Copy the lines that follow, keeping every character the same.

### Material for this exercise
"""

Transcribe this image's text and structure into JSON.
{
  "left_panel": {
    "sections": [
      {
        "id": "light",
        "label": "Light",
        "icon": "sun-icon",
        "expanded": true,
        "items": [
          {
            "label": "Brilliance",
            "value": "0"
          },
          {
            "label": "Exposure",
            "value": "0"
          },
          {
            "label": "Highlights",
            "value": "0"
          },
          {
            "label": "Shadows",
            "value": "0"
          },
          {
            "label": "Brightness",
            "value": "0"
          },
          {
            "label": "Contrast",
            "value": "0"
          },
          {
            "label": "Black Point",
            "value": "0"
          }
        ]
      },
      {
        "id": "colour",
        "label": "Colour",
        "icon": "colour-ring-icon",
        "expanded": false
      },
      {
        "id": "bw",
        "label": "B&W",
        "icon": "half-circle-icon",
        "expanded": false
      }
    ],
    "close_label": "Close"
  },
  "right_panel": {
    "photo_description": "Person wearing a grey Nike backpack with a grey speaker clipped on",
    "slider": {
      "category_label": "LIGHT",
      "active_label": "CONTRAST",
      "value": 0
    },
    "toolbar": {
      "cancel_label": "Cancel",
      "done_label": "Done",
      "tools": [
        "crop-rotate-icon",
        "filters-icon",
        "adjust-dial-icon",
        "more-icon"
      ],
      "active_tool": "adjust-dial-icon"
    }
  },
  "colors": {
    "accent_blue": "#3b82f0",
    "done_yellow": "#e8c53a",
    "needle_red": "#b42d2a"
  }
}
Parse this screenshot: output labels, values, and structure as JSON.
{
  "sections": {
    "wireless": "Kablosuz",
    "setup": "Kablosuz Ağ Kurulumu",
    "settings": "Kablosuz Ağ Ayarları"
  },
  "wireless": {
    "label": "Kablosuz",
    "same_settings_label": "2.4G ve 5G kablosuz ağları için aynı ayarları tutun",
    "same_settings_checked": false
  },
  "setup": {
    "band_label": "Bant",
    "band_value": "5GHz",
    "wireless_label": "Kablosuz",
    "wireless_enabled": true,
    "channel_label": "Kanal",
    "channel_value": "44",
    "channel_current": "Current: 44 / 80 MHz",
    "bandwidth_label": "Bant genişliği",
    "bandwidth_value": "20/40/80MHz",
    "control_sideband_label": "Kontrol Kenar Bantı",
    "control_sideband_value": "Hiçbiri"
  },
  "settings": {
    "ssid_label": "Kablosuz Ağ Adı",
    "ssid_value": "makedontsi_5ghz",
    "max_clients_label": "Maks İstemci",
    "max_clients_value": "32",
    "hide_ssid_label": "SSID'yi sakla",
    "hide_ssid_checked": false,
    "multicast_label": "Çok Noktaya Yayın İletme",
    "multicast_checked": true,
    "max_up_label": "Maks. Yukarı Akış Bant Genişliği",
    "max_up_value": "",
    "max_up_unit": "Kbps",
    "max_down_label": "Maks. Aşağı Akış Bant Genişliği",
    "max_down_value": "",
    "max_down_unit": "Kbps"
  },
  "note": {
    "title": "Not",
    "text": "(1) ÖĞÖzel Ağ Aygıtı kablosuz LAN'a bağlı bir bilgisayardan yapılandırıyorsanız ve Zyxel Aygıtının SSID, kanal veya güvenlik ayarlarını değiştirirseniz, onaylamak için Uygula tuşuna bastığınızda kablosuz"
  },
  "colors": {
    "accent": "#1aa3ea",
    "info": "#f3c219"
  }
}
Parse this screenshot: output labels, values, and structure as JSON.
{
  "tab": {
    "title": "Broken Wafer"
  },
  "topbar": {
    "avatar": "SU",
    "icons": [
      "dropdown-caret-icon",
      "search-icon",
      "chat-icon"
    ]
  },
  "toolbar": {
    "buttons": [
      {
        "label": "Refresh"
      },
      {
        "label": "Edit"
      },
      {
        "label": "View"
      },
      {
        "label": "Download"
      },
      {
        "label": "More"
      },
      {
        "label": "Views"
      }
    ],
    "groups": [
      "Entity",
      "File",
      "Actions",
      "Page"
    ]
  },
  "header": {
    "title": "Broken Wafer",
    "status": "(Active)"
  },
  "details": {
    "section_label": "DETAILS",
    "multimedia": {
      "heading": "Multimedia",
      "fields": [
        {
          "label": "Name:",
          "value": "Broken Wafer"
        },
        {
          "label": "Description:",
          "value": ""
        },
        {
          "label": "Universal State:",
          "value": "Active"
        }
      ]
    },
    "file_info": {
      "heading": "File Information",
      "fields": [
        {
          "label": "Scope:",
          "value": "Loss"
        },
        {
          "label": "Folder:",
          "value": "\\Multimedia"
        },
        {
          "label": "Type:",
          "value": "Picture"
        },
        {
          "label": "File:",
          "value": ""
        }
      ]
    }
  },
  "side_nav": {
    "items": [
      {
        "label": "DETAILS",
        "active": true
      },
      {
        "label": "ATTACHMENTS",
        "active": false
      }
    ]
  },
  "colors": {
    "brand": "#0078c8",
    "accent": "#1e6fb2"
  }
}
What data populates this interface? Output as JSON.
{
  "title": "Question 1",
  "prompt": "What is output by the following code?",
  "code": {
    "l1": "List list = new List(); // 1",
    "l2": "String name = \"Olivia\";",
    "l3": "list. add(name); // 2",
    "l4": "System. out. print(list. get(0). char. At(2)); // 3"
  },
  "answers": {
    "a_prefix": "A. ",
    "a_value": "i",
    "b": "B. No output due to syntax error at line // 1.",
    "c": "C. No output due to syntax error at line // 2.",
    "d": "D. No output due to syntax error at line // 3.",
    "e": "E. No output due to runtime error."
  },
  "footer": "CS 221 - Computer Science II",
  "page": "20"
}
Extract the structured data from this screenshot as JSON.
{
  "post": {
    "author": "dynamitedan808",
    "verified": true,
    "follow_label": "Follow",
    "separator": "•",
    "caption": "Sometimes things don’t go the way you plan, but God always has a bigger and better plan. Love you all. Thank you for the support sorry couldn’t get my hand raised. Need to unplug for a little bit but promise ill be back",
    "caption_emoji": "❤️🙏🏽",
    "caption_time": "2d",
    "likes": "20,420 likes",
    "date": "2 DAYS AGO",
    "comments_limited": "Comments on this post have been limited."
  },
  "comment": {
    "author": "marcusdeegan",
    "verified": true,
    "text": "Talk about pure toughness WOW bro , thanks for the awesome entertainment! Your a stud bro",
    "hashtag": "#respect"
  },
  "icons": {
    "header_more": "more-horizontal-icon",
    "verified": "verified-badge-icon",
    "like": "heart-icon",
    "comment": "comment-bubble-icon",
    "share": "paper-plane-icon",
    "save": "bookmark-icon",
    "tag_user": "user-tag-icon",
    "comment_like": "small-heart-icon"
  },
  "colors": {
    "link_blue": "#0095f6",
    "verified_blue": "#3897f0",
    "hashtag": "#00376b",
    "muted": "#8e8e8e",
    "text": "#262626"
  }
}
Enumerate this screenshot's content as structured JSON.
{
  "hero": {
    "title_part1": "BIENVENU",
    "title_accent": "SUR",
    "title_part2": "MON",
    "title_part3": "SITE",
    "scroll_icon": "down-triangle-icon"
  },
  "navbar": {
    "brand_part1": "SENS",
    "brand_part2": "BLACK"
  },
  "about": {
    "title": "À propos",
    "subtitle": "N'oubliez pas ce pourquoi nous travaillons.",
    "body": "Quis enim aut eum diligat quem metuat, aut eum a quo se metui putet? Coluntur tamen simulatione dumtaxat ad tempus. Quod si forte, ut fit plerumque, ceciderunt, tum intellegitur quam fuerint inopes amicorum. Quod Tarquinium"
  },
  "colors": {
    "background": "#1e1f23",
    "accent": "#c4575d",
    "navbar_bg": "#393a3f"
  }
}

"""

### Result for this exercise
Transcribe this image's text and structure into JSON.
{
  "left_panel": {
    "sections": [
      {
        "id": "light",
        "label": "Light",
        "icon": "sun-icon",
        "expanded": true,
        "items": [
          {
            "label": "Brilliance",
            "value": "0"
          },
          {
            "label": "Exposure",
            "value": "0"
          },
          {
            "label": "Highlights",
            "value": "0"
          },
          {
            "label": "Shadows",
            "value": "0"
          },
          {
            "label": "Brightness",
            "value": "0"
          },
          {
            "label": "Contrast",
            "value": "0"
          },
          {
            "label": "Black Point",
            "value": "0"
          }
        ]
      },
      {
        "id": "colour",
        "label": "Colour",
        "icon": "colour-ring-icon",
        "expanded": false
      },
      {
        "id": "bw",
        "label": "B&W",
        "icon": "half-circle-icon",
        "expanded": false
      }
    ],
    "close_label": "Close"
  },
  "right_panel": {
    "photo_description": "Person wearing a grey Nike backpack with a grey speaker clipped on",
    "slider": {
      "category_label": "LIGHT",
      "active_label": "CONTRAST",
      "value": 0
    },
    "toolbar": {
      "cancel_label": "Cancel",
      "done_label": "Done",
      "tools": [
        "crop-rotate-icon",
        "filters-icon",
        "adjust-dial-icon",
        "more-icon"
      ],
      "active_tool": "adjust-dial-icon"
    }
  },
  "colors": {
    "accent_blue": "#3b82f0",
    "done_yellow": "#e8c53a",
    "needle_red": "#b42d2a"
  }
}
Parse this screenshot: output labels, values, and structure as JSON.
{
  "sections": {
    "wireless": "Kablosuz",
    "setup": "Kablosuz Ağ Kurulumu",
    "settings": "Kablosuz Ağ Ayarları"
  },
  "wireless": {
    "label": "Kablosuz",
    "same_settings_label": "2.4G ve 5G kablosuz ağları için aynı ayarları tutun",
    "same_settings_checked": false
  },
  "setup": {
    "band_label": "Bant",
    "band_value": "5GHz",
    "wireless_label": "Kablosuz",
    "wireless_enabled": true,
    "channel_label": "Kanal",
    "channel_value": "44",
    "channel_current": "Current: 44 / 80 MHz",
    "bandwidth_label": "Bant genişliği",
    "bandwidth_value": "20/40/80MHz",
    "control_sideband_label": "Kontrol Kenar Bantı",
    "control_sideband_value": "Hiçbiri"
  },
  "settings": {
    "ssid_label": "Kablosuz Ağ Adı",
    "ssid_value": "makedontsi_5ghz",
    "max_clients_label": "Maks İstemci",
    "max_clients_value": "32",
    "hide_ssid_label": "SSID'yi sakla",
    "hide_ssid_checked": false,
    "multicast_label": "Çok Noktaya Yayın İletme",
    "multicast_checked": true,
    "max_up_label": "Maks. Yukarı Akış Bant Genişliği",
    "max_up_value": "",
    "max_up_unit": "Kbps",
    "max_down_label": "Maks. Aşağı Akış Bant Genişliği",
    "max_down_value": "",
    "max_down_unit": "Kbps"
  },
  "note": {
    "title": "Not",
    "text": "(1) ÖĞÖzel Ağ Aygıtı kablosuz LAN'a bağlı bir bilgisayardan yapılandırıyorsanız ve Zyxel Aygıtının SSID, kanal veya güvenlik ayarlarını değiştirirseniz, onaylamak için Uygula tuşuna bastığınızda kablosuz"
  },
  "colors": {
    "accent": "#1aa3ea",
    "info": "#f3c219"
  }
}
Parse this screenshot: output labels, values, and structure as JSON.
{
  "tab": {
    "title": "Broken Wafer"
  },
  "topbar": {
    "avatar": "SU",
    "icons": [
      "dropdown-caret-icon",
      "search-icon",
      "chat-icon"
    ]
  },
  "toolbar": {
    "buttons": [
      {
        "label": "Refresh"
      },
      {
        "label": "Edit"
      },
      {
        "label": "View"
      },
      {
        "label": "Download"
      },
      {
        "label": "More"
      },
      {
        "label": "Views"
      }
    ],
    "groups": [
      "Entity",
      "File",
      "Actions",
      "Page"
    ]
  },
  "header": {
    "title": "Broken Wafer",
    "status": "(Active)"
  },
  "details": {
    "section_label": "DETAILS",
    "multimedia": {
      "heading": "Multimedia",
      "fields": [
        {
          "label": "Name:",
          "value": "Broken Wafer"
        },
        {
          "label": "Description:",
          "value": ""
        },
        {
          "label": "Universal State:",
          "value": "Active"
        }
      ]
    },
    "file_info": {
      "heading": "File Information",
      "fields": [
        {
          "label": "Scope:",
          "value": "Loss"
        },
        {
          "label": "Folder:",
          "value": "\\Multimedia"
        },
        {
          "label": "Type:",
          "value": "Picture"
        },
        {
          "label": "File:",
          "value": ""
        }
      ]
    }
  },
  "side_nav": {
    "items": [
      {
        "label": "DETAILS",
        "active": true
      },
      {
        "label": "ATTACHMENTS",
        "active": false
      }
    ]
  },
  "colors": {
    "brand": "#0078c8",
    "accent": "#1e6fb2"
  }
}
What data populates this interface? Output as JSON.
{
  "title": "Question 1",
  "prompt": "What is output by the following code?",
  "code": {
    "l1": "List list = new List(); // 1",
    "l2": "String name = \"Olivia\";",
    "l3": "list. add(name); // 2",
    "l4": "System. out. print(list. get(0). char. At(2)); // 3"
  },
  "answers": {
    "a_prefix": "A. ",
    "a_value": "i",
    "b": "B. No output due to syntax error at line // 1.",
    "c": "C. No output due to syntax error at line // 2.",
    "d": "D. No output due to syntax error at line // 3.",
    "e": "E. No output due to runtime error."
  },
  "footer": "CS 221 - Computer Science II",
  "page": "20"
}
Extract the structured data from this screenshot as JSON.
{
  "post": {
    "author": "dynamitedan808",
    "verified": true,
    "follow_label": "Follow",
    "separator": "•",
    "caption": "Sometimes things don’t go the way you plan, but God always has a bigger and better plan. Love you all. Thank you for the support sorry couldn’t get my hand raised. Need to unplug for a little bit but promise ill be back",
    "caption_emoji": "❤️🙏🏽",
    "caption_time": "2d",
    "likes": "20,420 likes",
    "date": "2 DAYS AGO",
    "comments_limited": "Comments on this post have been limited."
  },
  "comment": {
    "author": "marcusdeegan",
    "verified": true,
    "text": "Talk about pure toughness WOW bro , thanks for the awesome entertainment! Your a stud bro",
    "hashtag": "#respect"
  },
  "icons": {
    "header_more": "more-horizontal-icon",
    "verified": "verified-badge-icon",
    "like": "heart-icon",
    "comment": "comment-bubble-icon",
    "share": "paper-plane-icon",
    "save": "bookmark-icon",
    "tag_user": "user-tag-icon",
    "comment_like": "small-heart-icon"
  },
  "colors": {
    "link_blue": "#0095f6",
    "verified_blue": "#3897f0",
    "hashtag": "#00376b",
    "muted": "#8e8e8e",
    "text": "#262626"
  }
}
Enumerate this screenshot's content as structured JSON.
{
  "hero": {
    "title_part1": "BIENVENU",
    "title_accent": "SUR",
    "title_part2": "MON",
    "title_part3": "SITE",
    "scroll_icon": "down-triangle-icon"
  },
  "navbar": {
    "brand_part1": "SENS",
    "brand_part2": "BLACK"
  },
  "about": {
    "title": "À propos",
    "subtitle": "N'oubliez pas ce pourquoi nous travaillons.",
    "body": "Quis enim aut eum diligat quem metuat, aut eum a quo se metui putet? Coluntur tamen simulatione dumtaxat ad tempus. Quod si forte, ut fit plerumque, ceciderunt, tum intellegitur quam fuerint inopes amicorum. Quod Tarquinium"
  },
  "colors": {
    "background": "#1e1f23",
    "accent": "#c4575d",
    "navbar_bg": "#393a3f"
  }
}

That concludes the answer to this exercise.